▶ [Problem]
Make an exact copy of all the material below, apart from the pictures.

--- START Data records ---

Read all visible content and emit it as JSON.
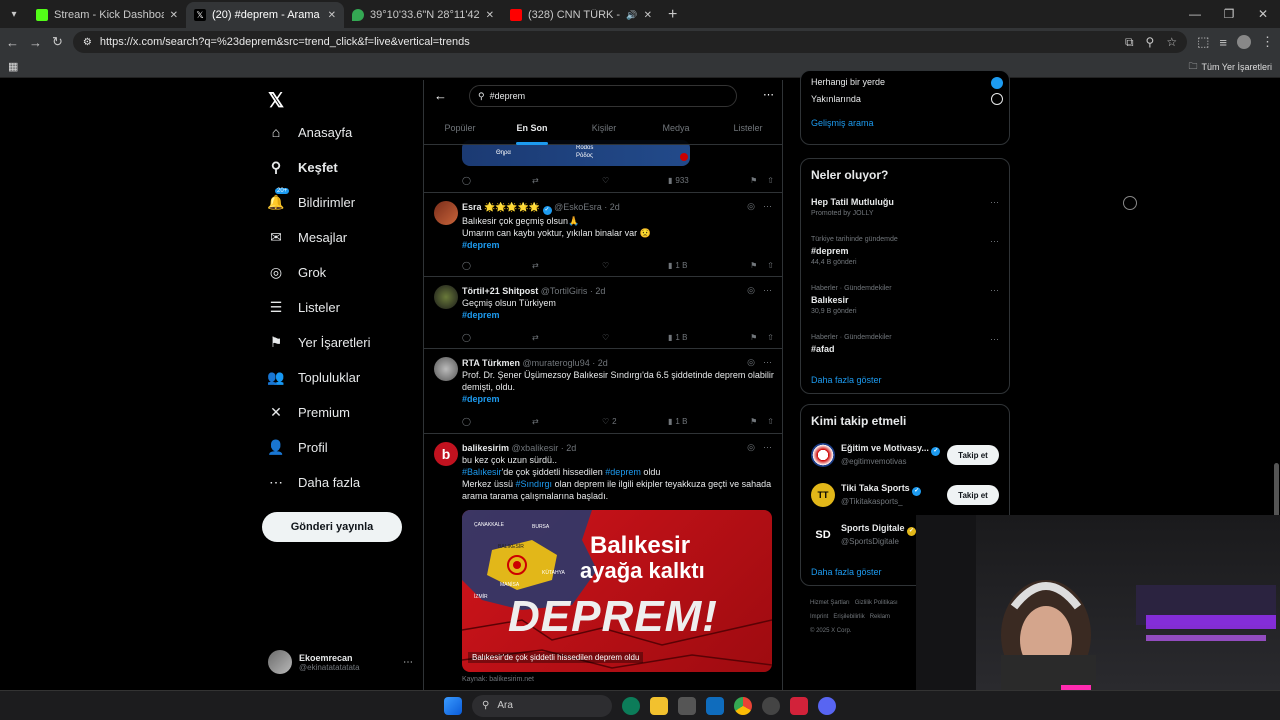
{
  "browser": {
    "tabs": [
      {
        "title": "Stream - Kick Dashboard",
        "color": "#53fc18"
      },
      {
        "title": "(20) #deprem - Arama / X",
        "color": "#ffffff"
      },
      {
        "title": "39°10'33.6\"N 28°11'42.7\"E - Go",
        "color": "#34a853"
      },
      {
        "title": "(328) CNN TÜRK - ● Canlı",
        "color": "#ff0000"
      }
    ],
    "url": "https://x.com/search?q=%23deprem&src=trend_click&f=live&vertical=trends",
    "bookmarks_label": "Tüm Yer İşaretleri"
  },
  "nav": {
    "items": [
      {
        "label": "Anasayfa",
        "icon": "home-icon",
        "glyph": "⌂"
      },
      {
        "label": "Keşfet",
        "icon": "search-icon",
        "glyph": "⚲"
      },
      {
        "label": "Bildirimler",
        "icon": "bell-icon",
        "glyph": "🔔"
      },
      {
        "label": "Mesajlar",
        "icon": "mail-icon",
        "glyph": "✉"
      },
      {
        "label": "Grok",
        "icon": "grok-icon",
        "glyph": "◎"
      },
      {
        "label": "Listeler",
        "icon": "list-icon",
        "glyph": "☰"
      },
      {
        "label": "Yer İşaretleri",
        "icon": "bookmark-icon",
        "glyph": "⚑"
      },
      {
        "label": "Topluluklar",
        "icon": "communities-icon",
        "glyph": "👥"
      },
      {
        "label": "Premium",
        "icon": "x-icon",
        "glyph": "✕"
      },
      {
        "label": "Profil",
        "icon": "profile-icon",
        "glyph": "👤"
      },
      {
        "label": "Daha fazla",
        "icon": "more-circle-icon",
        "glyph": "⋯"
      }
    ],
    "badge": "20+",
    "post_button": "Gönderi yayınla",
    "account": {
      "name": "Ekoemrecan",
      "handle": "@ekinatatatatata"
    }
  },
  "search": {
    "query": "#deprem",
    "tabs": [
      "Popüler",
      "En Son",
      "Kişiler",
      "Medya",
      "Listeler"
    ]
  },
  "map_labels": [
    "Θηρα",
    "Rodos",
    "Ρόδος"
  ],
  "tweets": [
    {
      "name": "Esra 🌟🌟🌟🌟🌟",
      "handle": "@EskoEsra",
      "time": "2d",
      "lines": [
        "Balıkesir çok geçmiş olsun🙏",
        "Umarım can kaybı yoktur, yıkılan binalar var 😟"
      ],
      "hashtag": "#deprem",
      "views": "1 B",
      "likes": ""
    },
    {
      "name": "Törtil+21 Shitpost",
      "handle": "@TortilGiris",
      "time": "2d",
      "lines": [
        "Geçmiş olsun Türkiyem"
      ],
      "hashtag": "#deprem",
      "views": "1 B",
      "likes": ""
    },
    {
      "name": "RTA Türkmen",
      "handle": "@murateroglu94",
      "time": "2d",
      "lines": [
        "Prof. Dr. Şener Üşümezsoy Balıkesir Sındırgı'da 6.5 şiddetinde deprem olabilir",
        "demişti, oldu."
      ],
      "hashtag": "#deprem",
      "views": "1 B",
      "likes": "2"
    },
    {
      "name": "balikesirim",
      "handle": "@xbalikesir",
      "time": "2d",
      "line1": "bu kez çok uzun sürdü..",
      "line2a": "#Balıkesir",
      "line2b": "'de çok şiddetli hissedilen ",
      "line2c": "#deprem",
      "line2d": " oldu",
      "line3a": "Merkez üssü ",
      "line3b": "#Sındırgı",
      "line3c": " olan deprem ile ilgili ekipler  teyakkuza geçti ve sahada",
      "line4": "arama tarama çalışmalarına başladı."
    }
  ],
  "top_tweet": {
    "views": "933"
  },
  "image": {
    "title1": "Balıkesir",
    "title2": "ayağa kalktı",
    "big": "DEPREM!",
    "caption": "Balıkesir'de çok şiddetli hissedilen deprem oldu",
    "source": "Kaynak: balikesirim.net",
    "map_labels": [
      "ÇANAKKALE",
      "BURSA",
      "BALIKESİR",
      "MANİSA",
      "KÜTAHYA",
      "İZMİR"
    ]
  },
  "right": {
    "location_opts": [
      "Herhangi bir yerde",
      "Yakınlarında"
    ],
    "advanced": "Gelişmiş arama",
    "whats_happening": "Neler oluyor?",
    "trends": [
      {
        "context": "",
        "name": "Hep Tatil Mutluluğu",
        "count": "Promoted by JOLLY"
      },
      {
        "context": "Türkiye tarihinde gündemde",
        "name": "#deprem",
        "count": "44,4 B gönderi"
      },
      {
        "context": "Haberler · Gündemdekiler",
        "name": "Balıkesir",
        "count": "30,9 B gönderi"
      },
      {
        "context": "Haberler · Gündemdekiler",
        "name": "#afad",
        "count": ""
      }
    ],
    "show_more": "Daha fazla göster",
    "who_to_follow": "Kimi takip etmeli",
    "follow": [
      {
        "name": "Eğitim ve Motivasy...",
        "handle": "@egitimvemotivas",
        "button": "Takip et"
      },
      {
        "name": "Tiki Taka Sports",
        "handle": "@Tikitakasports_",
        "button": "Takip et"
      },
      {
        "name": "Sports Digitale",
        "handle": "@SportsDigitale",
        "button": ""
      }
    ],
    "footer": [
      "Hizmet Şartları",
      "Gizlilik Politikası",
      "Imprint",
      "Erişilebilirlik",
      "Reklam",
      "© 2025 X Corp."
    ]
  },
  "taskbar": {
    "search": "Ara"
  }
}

--- END Data records ---

▶ [Written reply]
Read all visible content and emit it as JSON.
{
  "browser": {
    "tabs": [
      {
        "title": "Stream - Kick Dashboard",
        "color": "#53fc18"
      },
      {
        "title": "(20) #deprem - Arama / X",
        "color": "#ffffff"
      },
      {
        "title": "39°10'33.6\"N 28°11'42.7\"E - Go",
        "color": "#34a853"
      },
      {
        "title": "(328) CNN TÜRK - ● Canlı",
        "color": "#ff0000"
      }
    ],
    "url": "https://x.com/search?q=%23deprem&src=trend_click&f=live&vertical=trends",
    "bookmarks_label": "Tüm Yer İşaretleri"
  },
  "nav": {
    "items": [
      {
        "label": "Anasayfa",
        "icon": "home-icon",
        "glyph": "⌂"
      },
      {
        "label": "Keşfet",
        "icon": "search-icon",
        "glyph": "⚲"
      },
      {
        "label": "Bildirimler",
        "icon": "bell-icon",
        "glyph": "🔔"
      },
      {
        "label": "Mesajlar",
        "icon": "mail-icon",
        "glyph": "✉"
      },
      {
        "label": "Grok",
        "icon": "grok-icon",
        "glyph": "◎"
      },
      {
        "label": "Listeler",
        "icon": "list-icon",
        "glyph": "☰"
      },
      {
        "label": "Yer İşaretleri",
        "icon": "bookmark-icon",
        "glyph": "⚑"
      },
      {
        "label": "Topluluklar",
        "icon": "communities-icon",
        "glyph": "👥"
      },
      {
        "label": "Premium",
        "icon": "x-icon",
        "glyph": "✕"
      },
      {
        "label": "Profil",
        "icon": "profile-icon",
        "glyph": "👤"
      },
      {
        "label": "Daha fazla",
        "icon": "more-circle-icon",
        "glyph": "⋯"
      }
    ],
    "badge": "20+",
    "post_button": "Gönderi yayınla",
    "account": {
      "name": "Ekoemrecan",
      "handle": "@ekinatatatatata"
    }
  },
  "search": {
    "query": "#deprem",
    "tabs": [
      "Popüler",
      "En Son",
      "Kişiler",
      "Medya",
      "Listeler"
    ]
  },
  "map_labels": [
    "Θηρα",
    "Rodos",
    "Ρόδος"
  ],
  "tweets": [
    {
      "name": "Esra 🌟🌟🌟🌟🌟",
      "handle": "@EskoEsra",
      "time": "2d",
      "lines": [
        "Balıkesir çok geçmiş olsun🙏",
        "Umarım can kaybı yoktur, yıkılan binalar var 😟"
      ],
      "hashtag": "#deprem",
      "views": "1 B",
      "likes": ""
    },
    {
      "name": "Törtil+21 Shitpost",
      "handle": "@TortilGiris",
      "time": "2d",
      "lines": [
        "Geçmiş olsun Türkiyem"
      ],
      "hashtag": "#deprem",
      "views": "1 B",
      "likes": ""
    },
    {
      "name": "RTA Türkmen",
      "handle": "@murateroglu94",
      "time": "2d",
      "lines": [
        "Prof. Dr. Şener Üşümezsoy Balıkesir Sındırgı'da 6.5 şiddetinde deprem olabilir",
        "demişti, oldu."
      ],
      "hashtag": "#deprem",
      "views": "1 B",
      "likes": "2"
    },
    {
      "name": "balikesirim",
      "handle": "@xbalikesir",
      "time": "2d",
      "line1": "bu kez çok uzun sürdü..",
      "line2a": "#Balıkesir",
      "line2b": "'de çok şiddetli hissedilen ",
      "line2c": "#deprem",
      "line2d": " oldu",
      "line3a": "Merkez üssü ",
      "line3b": "#Sındırgı",
      "line3c": " olan deprem ile ilgili ekipler  teyakkuza geçti ve sahada",
      "line4": "arama tarama çalışmalarına başladı."
    }
  ],
  "top_tweet": {
    "views": "933"
  },
  "image": {
    "title1": "Balıkesir",
    "title2": "ayağa kalktı",
    "big": "DEPREM!",
    "caption": "Balıkesir'de çok şiddetli hissedilen deprem oldu",
    "source": "Kaynak: balikesirim.net",
    "map_labels": [
      "ÇANAKKALE",
      "BURSA",
      "BALIKESİR",
      "MANİSA",
      "KÜTAHYA",
      "İZMİR"
    ]
  },
  "right": {
    "location_opts": [
      "Herhangi bir yerde",
      "Yakınlarında"
    ],
    "advanced": "Gelişmiş arama",
    "whats_happening": "Neler oluyor?",
    "trends": [
      {
        "context": "",
        "name": "Hep Tatil Mutluluğu",
        "count": "Promoted by JOLLY"
      },
      {
        "context": "Türkiye tarihinde gündemde",
        "name": "#deprem",
        "count": "44,4 B gönderi"
      },
      {
        "context": "Haberler · Gündemdekiler",
        "name": "Balıkesir",
        "count": "30,9 B gönderi"
      },
      {
        "context": "Haberler · Gündemdekiler",
        "name": "#afad",
        "count": ""
      }
    ],
    "show_more": "Daha fazla göster",
    "who_to_follow": "Kimi takip etmeli",
    "follow": [
      {
        "name": "Eğitim ve Motivasy...",
        "handle": "@egitimvemotivas",
        "button": "Takip et"
      },
      {
        "name": "Tiki Taka Sports",
        "handle": "@Tikitakasports_",
        "button": "Takip et"
      },
      {
        "name": "Sports Digitale",
        "handle": "@SportsDigitale",
        "button": ""
      }
    ],
    "footer": [
      "Hizmet Şartları",
      "Gizlilik Politikası",
      "Imprint",
      "Erişilebilirlik",
      "Reklam",
      "© 2025 X Corp."
    ]
  },
  "taskbar": {
    "search": "Ara"
  }
}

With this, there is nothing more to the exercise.